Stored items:
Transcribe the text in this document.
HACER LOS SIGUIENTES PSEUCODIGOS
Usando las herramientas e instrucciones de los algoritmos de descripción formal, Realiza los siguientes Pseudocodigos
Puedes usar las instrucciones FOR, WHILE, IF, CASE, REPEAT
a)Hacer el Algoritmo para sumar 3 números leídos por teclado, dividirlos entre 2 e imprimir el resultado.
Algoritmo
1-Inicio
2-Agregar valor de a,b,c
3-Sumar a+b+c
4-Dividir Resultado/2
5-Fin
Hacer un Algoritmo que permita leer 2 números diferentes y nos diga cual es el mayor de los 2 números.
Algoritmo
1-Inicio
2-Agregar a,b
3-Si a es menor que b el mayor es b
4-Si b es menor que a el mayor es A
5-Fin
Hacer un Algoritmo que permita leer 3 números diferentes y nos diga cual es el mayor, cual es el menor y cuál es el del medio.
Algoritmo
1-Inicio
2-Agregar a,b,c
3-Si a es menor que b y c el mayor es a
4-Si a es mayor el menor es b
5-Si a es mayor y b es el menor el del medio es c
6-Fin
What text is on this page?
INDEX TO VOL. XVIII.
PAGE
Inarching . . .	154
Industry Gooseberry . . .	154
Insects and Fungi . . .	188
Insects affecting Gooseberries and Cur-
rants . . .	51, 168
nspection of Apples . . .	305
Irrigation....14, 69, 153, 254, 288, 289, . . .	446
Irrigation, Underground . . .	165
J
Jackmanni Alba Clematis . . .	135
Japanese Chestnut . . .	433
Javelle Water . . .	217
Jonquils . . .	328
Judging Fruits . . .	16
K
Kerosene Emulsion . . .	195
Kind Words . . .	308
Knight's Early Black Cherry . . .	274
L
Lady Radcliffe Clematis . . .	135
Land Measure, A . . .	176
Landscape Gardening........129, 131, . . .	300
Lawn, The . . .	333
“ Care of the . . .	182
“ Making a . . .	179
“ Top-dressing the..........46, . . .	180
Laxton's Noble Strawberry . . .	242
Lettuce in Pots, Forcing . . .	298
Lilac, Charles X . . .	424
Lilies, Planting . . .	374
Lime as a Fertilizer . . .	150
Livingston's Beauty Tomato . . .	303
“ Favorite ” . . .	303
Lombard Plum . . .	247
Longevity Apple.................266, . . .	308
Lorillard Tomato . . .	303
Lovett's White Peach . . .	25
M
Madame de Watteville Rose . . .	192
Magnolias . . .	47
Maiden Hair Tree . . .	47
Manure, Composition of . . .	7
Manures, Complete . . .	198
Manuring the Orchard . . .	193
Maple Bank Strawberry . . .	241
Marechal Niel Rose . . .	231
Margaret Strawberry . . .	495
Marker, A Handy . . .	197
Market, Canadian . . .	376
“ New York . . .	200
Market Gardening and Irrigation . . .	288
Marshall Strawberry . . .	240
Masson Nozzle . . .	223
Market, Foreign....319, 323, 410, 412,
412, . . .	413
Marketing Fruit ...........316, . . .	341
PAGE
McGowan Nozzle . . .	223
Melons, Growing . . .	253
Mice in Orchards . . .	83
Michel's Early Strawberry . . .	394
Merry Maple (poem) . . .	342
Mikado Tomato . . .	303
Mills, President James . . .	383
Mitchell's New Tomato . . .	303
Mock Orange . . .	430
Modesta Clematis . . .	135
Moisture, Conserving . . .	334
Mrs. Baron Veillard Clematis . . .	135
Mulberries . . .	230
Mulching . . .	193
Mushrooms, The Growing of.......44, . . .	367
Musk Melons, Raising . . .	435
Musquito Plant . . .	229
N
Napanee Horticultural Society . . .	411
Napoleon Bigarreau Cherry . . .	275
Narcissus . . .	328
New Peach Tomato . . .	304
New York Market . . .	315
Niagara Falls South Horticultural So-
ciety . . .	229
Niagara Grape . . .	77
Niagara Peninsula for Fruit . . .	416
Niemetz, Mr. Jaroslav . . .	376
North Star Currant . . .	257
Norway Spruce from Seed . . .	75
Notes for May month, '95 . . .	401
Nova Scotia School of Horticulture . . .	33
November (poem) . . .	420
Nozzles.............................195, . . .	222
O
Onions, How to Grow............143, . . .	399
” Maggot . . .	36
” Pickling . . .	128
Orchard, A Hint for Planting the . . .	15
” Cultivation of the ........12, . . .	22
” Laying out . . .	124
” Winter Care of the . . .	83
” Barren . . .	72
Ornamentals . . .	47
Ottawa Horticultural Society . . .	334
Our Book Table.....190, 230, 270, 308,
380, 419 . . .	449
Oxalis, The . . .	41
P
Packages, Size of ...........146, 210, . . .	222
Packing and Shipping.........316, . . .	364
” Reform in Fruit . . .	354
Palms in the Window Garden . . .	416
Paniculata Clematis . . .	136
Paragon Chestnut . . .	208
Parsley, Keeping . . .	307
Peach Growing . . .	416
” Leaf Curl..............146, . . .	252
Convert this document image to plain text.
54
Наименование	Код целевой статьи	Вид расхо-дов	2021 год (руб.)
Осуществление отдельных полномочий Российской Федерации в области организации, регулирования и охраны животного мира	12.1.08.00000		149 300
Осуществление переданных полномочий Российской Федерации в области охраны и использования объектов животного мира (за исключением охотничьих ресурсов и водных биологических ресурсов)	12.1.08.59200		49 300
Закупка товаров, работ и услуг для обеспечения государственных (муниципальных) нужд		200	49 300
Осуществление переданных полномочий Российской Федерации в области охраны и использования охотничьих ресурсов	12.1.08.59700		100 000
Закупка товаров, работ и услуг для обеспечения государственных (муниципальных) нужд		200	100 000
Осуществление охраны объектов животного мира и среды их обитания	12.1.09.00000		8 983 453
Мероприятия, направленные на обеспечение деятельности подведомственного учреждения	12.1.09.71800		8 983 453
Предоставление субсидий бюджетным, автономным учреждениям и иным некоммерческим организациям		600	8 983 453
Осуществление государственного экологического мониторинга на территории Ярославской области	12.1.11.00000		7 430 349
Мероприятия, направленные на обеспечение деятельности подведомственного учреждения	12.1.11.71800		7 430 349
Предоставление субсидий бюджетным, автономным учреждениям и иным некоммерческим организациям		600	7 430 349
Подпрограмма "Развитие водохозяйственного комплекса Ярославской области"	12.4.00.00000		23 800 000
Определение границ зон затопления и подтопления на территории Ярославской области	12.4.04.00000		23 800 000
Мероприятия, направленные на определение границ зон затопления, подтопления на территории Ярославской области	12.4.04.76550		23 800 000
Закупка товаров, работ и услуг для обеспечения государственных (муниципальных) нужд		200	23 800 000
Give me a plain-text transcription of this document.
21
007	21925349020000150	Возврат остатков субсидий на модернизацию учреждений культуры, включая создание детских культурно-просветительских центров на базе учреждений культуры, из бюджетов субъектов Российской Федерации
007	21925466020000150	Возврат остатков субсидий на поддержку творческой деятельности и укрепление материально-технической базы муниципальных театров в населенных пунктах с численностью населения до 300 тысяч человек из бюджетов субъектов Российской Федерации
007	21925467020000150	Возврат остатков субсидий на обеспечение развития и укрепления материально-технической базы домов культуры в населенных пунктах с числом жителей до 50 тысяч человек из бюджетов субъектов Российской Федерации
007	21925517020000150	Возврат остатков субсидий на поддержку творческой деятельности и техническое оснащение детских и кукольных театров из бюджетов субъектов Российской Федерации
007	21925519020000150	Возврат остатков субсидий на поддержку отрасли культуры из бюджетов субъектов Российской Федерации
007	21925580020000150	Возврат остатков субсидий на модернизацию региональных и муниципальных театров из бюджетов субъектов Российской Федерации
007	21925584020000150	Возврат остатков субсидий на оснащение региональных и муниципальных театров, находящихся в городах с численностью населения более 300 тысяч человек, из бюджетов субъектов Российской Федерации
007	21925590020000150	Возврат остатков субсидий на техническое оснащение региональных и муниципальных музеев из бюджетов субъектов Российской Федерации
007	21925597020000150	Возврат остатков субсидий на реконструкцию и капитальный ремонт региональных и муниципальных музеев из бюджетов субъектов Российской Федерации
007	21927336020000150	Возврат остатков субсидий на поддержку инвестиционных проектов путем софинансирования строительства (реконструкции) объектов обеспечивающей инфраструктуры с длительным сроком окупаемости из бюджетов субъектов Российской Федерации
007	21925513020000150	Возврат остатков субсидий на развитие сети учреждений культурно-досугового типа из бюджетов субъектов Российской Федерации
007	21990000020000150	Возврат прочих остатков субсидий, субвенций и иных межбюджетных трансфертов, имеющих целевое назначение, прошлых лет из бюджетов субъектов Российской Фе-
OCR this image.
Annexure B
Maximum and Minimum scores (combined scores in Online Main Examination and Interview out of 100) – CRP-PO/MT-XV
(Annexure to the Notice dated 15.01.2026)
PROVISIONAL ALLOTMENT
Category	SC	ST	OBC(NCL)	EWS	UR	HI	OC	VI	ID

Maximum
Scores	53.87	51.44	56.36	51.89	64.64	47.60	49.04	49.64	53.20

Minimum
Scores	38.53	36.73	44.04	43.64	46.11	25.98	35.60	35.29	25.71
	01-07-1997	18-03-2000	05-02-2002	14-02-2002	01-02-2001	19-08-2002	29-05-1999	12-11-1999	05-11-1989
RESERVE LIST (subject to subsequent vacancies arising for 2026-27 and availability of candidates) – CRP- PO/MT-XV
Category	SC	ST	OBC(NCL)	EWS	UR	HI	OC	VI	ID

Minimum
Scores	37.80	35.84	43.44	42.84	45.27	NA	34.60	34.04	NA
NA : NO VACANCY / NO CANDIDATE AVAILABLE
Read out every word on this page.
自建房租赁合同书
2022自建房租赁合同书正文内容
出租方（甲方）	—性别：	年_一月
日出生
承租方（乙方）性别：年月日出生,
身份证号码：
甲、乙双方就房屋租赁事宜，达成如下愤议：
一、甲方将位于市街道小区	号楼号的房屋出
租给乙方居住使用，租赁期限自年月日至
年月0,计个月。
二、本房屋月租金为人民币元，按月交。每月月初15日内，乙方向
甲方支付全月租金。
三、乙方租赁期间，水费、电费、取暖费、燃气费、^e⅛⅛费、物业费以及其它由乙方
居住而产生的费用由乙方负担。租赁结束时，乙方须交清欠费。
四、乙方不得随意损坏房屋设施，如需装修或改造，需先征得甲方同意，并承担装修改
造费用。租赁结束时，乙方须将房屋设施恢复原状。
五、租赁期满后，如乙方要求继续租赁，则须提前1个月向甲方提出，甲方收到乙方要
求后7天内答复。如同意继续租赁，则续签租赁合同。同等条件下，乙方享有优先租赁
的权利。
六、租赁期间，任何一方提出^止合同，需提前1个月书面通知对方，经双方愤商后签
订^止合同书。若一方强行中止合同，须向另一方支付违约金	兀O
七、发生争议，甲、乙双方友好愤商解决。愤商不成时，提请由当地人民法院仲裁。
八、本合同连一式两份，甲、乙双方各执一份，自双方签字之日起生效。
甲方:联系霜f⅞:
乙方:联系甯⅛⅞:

Your goal.
Take the line with "OCR this image." and all lines after it through the end of the records, and write them out exactly; include nothing else.

Response for this exercise.
OCR this image.
Annexure B
Maximum and Minimum scores (combined scores in Online Main Examination and Interview out of 100) – CRP-PO/MT-XV
(Annexure to the Notice dated 15.01.2026)
PROVISIONAL ALLOTMENT
Category	SC	ST	OBC(NCL)	EWS	UR	HI	OC	VI	ID

Maximum
Scores	53.87	51.44	56.36	51.89	64.64	47.60	49.04	49.64	53.20

Minimum
Scores	38.53	36.73	44.04	43.64	46.11	25.98	35.60	35.29	25.71
	01-07-1997	18-03-2000	05-02-2002	14-02-2002	01-02-2001	19-08-2002	29-05-1999	12-11-1999	05-11-1989
RESERVE LIST (subject to subsequent vacancies arising for 2026-27 and availability of candidates) – CRP- PO/MT-XV
Category	SC	ST	OBC(NCL)	EWS	UR	HI	OC	VI	ID

Minimum
Scores	37.80	35.84	43.44	42.84	45.27	NA	34.60	34.04	NA
NA : NO VACANCY / NO CANDIDATE AVAILABLE
Read out every word on this page.
自建房租赁合同书
2022自建房租赁合同书正文内容
出租方（甲方）	—性别：	年_一月
日出生
承租方（乙方）性别：年月日出生,
身份证号码：
甲、乙双方就房屋租赁事宜，达成如下愤议：
一、甲方将位于市街道小区	号楼号的房屋出
租给乙方居住使用，租赁期限自年月日至
年月0,计个月。
二、本房屋月租金为人民币元，按月交。每月月初15日内，乙方向
甲方支付全月租金。
三、乙方租赁期间，水费、电费、取暖费、燃气费、^e⅛⅛费、物业费以及其它由乙方
居住而产生的费用由乙方负担。租赁结束时，乙方须交清欠费。
四、乙方不得随意损坏房屋设施，如需装修或改造，需先征得甲方同意，并承担装修改
造费用。租赁结束时，乙方须将房屋设施恢复原状。
五、租赁期满后，如乙方要求继续租赁，则须提前1个月向甲方提出，甲方收到乙方要
求后7天内答复。如同意继续租赁，则续签租赁合同。同等条件下，乙方享有优先租赁
的权利。
六、租赁期间，任何一方提出^止合同，需提前1个月书面通知对方，经双方愤商后签
订^止合同书。若一方强行中止合同，须向另一方支付违约金	兀O
七、发生争议，甲、乙双方友好愤商解决。愤商不成时，提请由当地人民法院仲裁。
八、本合同连一式两份，甲、乙双方各执一份，自双方签字之日起生效。
甲方:联系霜f⅞:
乙方:联系甯⅛⅞:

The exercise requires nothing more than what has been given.